§ Objective:
Write every record out again exactly, and keep images out of it.

>> Start Given data

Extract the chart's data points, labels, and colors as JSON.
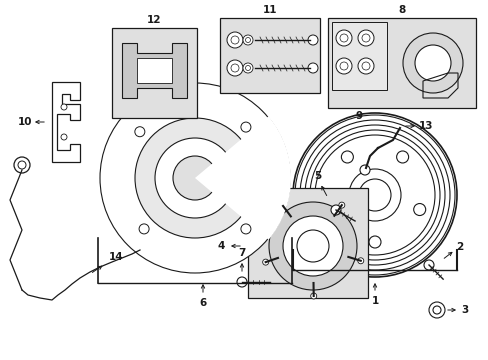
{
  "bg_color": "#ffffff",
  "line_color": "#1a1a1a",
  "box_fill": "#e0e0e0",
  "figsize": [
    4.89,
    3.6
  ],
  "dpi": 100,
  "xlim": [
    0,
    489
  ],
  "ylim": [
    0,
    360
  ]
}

>> End Given data

§ Final result:
Extract the chart's data points, labels, and colors as JSON.
{
  "bg_color": "#ffffff",
  "line_color": "#1a1a1a",
  "box_fill": "#e0e0e0",
  "figsize": [
    4.89,
    3.6
  ],
  "dpi": 100,
  "xlim": [
    0,
    489
  ],
  "ylim": [
    0,
    360
  ]
}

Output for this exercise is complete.